* **Work required**
Word for word, transcribe the lines below and drop the pictures.

(Rows from a figure dataset)
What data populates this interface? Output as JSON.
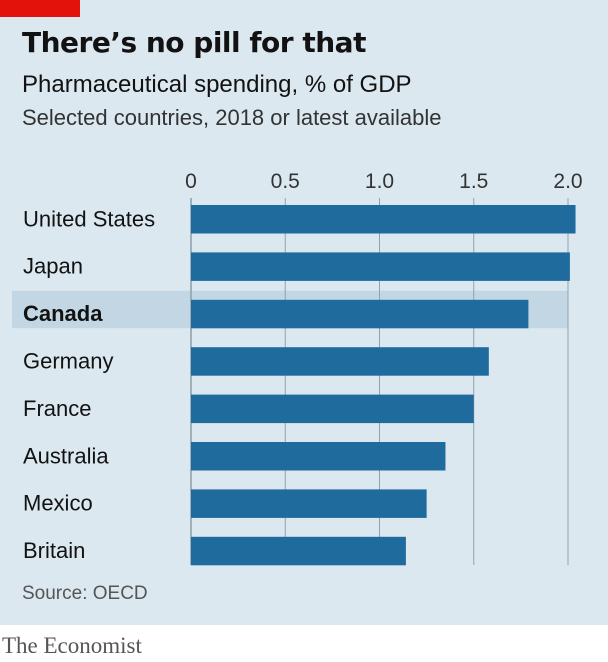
{
  "header": {
    "title": "There’s no pill for that",
    "subtitle": "Pharmaceutical spending, % of GDP",
    "subsubtitle": "Selected countries, 2018 or latest available"
  },
  "footer": {
    "source": "Source: OECD",
    "brand": "The Economist"
  },
  "colors": {
    "background": "#dbe8f0",
    "bar": "#1f6b9e",
    "highlight_band": "#c2d7e3",
    "gridline": "#8fa3ad",
    "brand_tag": "#e3120b"
  },
  "chart_data": {
    "type": "bar",
    "orientation": "horizontal",
    "title": "There’s no pill for that",
    "subtitle": "Pharmaceutical spending, % of GDP",
    "categories": [
      "United States",
      "Japan",
      "Canada",
      "Germany",
      "France",
      "Australia",
      "Mexico",
      "Britain"
    ],
    "values": [
      2.04,
      2.01,
      1.79,
      1.58,
      1.5,
      1.35,
      1.25,
      1.14
    ],
    "highlight": "Canada",
    "xlim": [
      0,
      2.0
    ],
    "xticks": [
      "0",
      "0.5",
      "1.0",
      "1.5",
      "2.0"
    ],
    "xtick_values": [
      0,
      0.5,
      1.0,
      1.5,
      2.0
    ],
    "xlabel": "",
    "ylabel": "",
    "grid": true,
    "axis_position": "top"
  }
}
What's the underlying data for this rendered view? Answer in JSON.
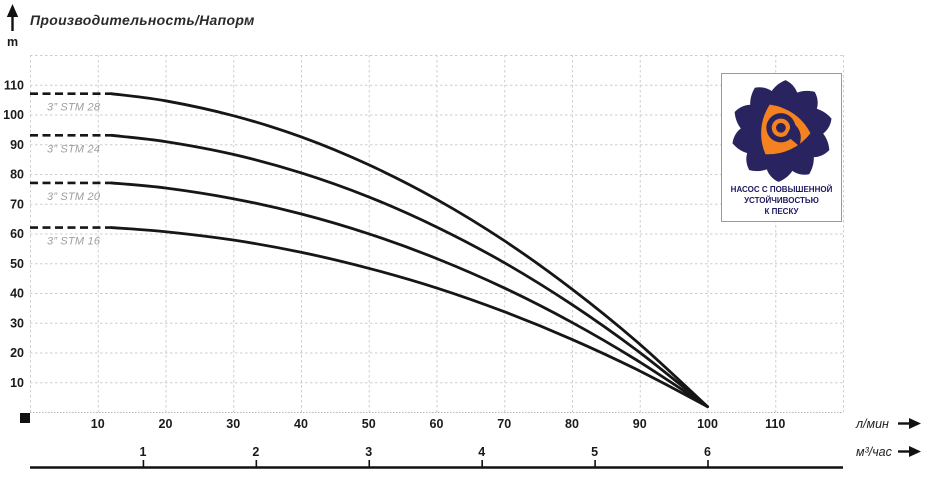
{
  "chart_data": {
    "type": "line",
    "title": "Производительность/Напорм",
    "ylabel": "m",
    "xlabel_primary": "л/мин",
    "xlabel_secondary": "м³/час",
    "xlim": [
      0,
      120
    ],
    "ylim": [
      0,
      120
    ],
    "grid": true,
    "y_ticks": [
      10,
      20,
      30,
      40,
      50,
      60,
      70,
      80,
      90,
      100,
      110
    ],
    "x_ticks_primary": [
      10,
      20,
      30,
      40,
      50,
      60,
      70,
      80,
      90,
      100,
      110
    ],
    "x_ticks_secondary": [
      1,
      2,
      3,
      4,
      5,
      6
    ],
    "lmin_per_m3h": 16.667,
    "series": [
      {
        "name": "3” STM 28",
        "shutoff_head_m": 107,
        "x": [
          12,
          20,
          30,
          40,
          50,
          60,
          70,
          80,
          90,
          100
        ],
        "y": [
          107,
          104.6,
          99.6,
          92.5,
          83.1,
          71.5,
          57.6,
          41.3,
          22.8,
          1.8
        ]
      },
      {
        "name": "3” STM 24",
        "shutoff_head_m": 93,
        "x": [
          12,
          20,
          30,
          40,
          50,
          60,
          70,
          80,
          90,
          100
        ],
        "y": [
          93,
          90.9,
          86.6,
          80.4,
          72.3,
          62.2,
          50.2,
          36.1,
          20.0,
          1.8
        ]
      },
      {
        "name": "3” STM 20",
        "shutoff_head_m": 77,
        "x": [
          12,
          20,
          30,
          40,
          50,
          60,
          70,
          80,
          90,
          100
        ],
        "y": [
          77,
          75.3,
          71.7,
          66.6,
          59.9,
          51.6,
          41.7,
          30.1,
          16.8,
          1.8
        ]
      },
      {
        "name": "3” STM 16",
        "shutoff_head_m": 62,
        "x": [
          12,
          20,
          30,
          40,
          50,
          60,
          70,
          80,
          90,
          100
        ],
        "y": [
          62,
          60.6,
          57.8,
          53.7,
          48.3,
          41.7,
          33.7,
          24.4,
          13.8,
          1.8
        ]
      }
    ]
  },
  "badge": {
    "lines": [
      "НАСОС С ПОВЫШЕННОЙ",
      "УСТОЙЧИВОСТЬЮ",
      "К ПЕСКУ"
    ]
  },
  "colors": {
    "curve": "#161616",
    "grid": "#cdcdcd",
    "grid_edge": "#b5b5b5",
    "series_label": "#9e9e9e",
    "tick_label": "#1a1a1a",
    "badge_navy": "#29245f",
    "badge_orange": "#f58220"
  }
}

* **Answer**
What data populates this interface? Output as JSON.
{
  "header": {
    "title": "There’s no pill for that",
    "subtitle": "Pharmaceutical spending, % of GDP",
    "subsubtitle": "Selected countries, 2018 or latest available"
  },
  "footer": {
    "source": "Source: OECD",
    "brand": "The Economist"
  },
  "colors": {
    "background": "#dbe8f0",
    "bar": "#1f6b9e",
    "highlight_band": "#c2d7e3",
    "gridline": "#8fa3ad",
    "brand_tag": "#e3120b"
  },
  "chart_data": {
    "type": "bar",
    "orientation": "horizontal",
    "title": "There’s no pill for that",
    "subtitle": "Pharmaceutical spending, % of GDP",
    "categories": [
      "United States",
      "Japan",
      "Canada",
      "Germany",
      "France",
      "Australia",
      "Mexico",
      "Britain"
    ],
    "values": [
      2.04,
      2.01,
      1.79,
      1.58,
      1.5,
      1.35,
      1.25,
      1.14
    ],
    "highlight": "Canada",
    "xlim": [
      0,
      2.0
    ],
    "xticks": [
      "0",
      "0.5",
      "1.0",
      "1.5",
      "2.0"
    ],
    "xtick_values": [
      0,
      0.5,
      1.0,
      1.5,
      2.0
    ],
    "xlabel": "",
    "ylabel": "",
    "grid": true,
    "axis_position": "top"
  }
}
What's the underlying data for this rendered view? Answer in JSON.
{
  "chart_data": {
    "type": "line",
    "title": "Производительность/Напорм",
    "ylabel": "m",
    "xlabel_primary": "л/мин",
    "xlabel_secondary": "м³/час",
    "xlim": [
      0,
      120
    ],
    "ylim": [
      0,
      120
    ],
    "grid": true,
    "y_ticks": [
      10,
      20,
      30,
      40,
      50,
      60,
      70,
      80,
      90,
      100,
      110
    ],
    "x_ticks_primary": [
      10,
      20,
      30,
      40,
      50,
      60,
      70,
      80,
      90,
      100,
      110
    ],
    "x_ticks_secondary": [
      1,
      2,
      3,
      4,
      5,
      6
    ],
    "lmin_per_m3h": 16.667,
    "series": [
      {
        "name": "3” STM 28",
        "shutoff_head_m": 107,
        "x": [
          12,
          20,
          30,
          40,
          50,
          60,
          70,
          80,
          90,
          100
        ],
        "y": [
          107,
          104.6,
          99.6,
          92.5,
          83.1,
          71.5,
          57.6,
          41.3,
          22.8,
          1.8
        ]
      },
      {
        "name": "3” STM 24",
        "shutoff_head_m": 93,
        "x": [
          12,
          20,
          30,
          40,
          50,
          60,
          70,
          80,
          90,
          100
        ],
        "y": [
          93,
          90.9,
          86.6,
          80.4,
          72.3,
          62.2,
          50.2,
          36.1,
          20.0,
          1.8
        ]
      },
      {
        "name": "3” STM 20",
        "shutoff_head_m": 77,
        "x": [
          12,
          20,
          30,
          40,
          50,
          60,
          70,
          80,
          90,
          100
        ],
        "y": [
          77,
          75.3,
          71.7,
          66.6,
          59.9,
          51.6,
          41.7,
          30.1,
          16.8,
          1.8
        ]
      },
      {
        "name": "3” STM 16",
        "shutoff_head_m": 62,
        "x": [
          12,
          20,
          30,
          40,
          50,
          60,
          70,
          80,
          90,
          100
        ],
        "y": [
          62,
          60.6,
          57.8,
          53.7,
          48.3,
          41.7,
          33.7,
          24.4,
          13.8,
          1.8
        ]
      }
    ]
  },
  "badge": {
    "lines": [
      "НАСОС С ПОВЫШЕННОЙ",
      "УСТОЙЧИВОСТЬЮ",
      "К ПЕСКУ"
    ]
  },
  "colors": {
    "curve": "#161616",
    "grid": "#cdcdcd",
    "grid_edge": "#b5b5b5",
    "series_label": "#9e9e9e",
    "tick_label": "#1a1a1a",
    "badge_navy": "#29245f",
    "badge_orange": "#f58220"
  }
}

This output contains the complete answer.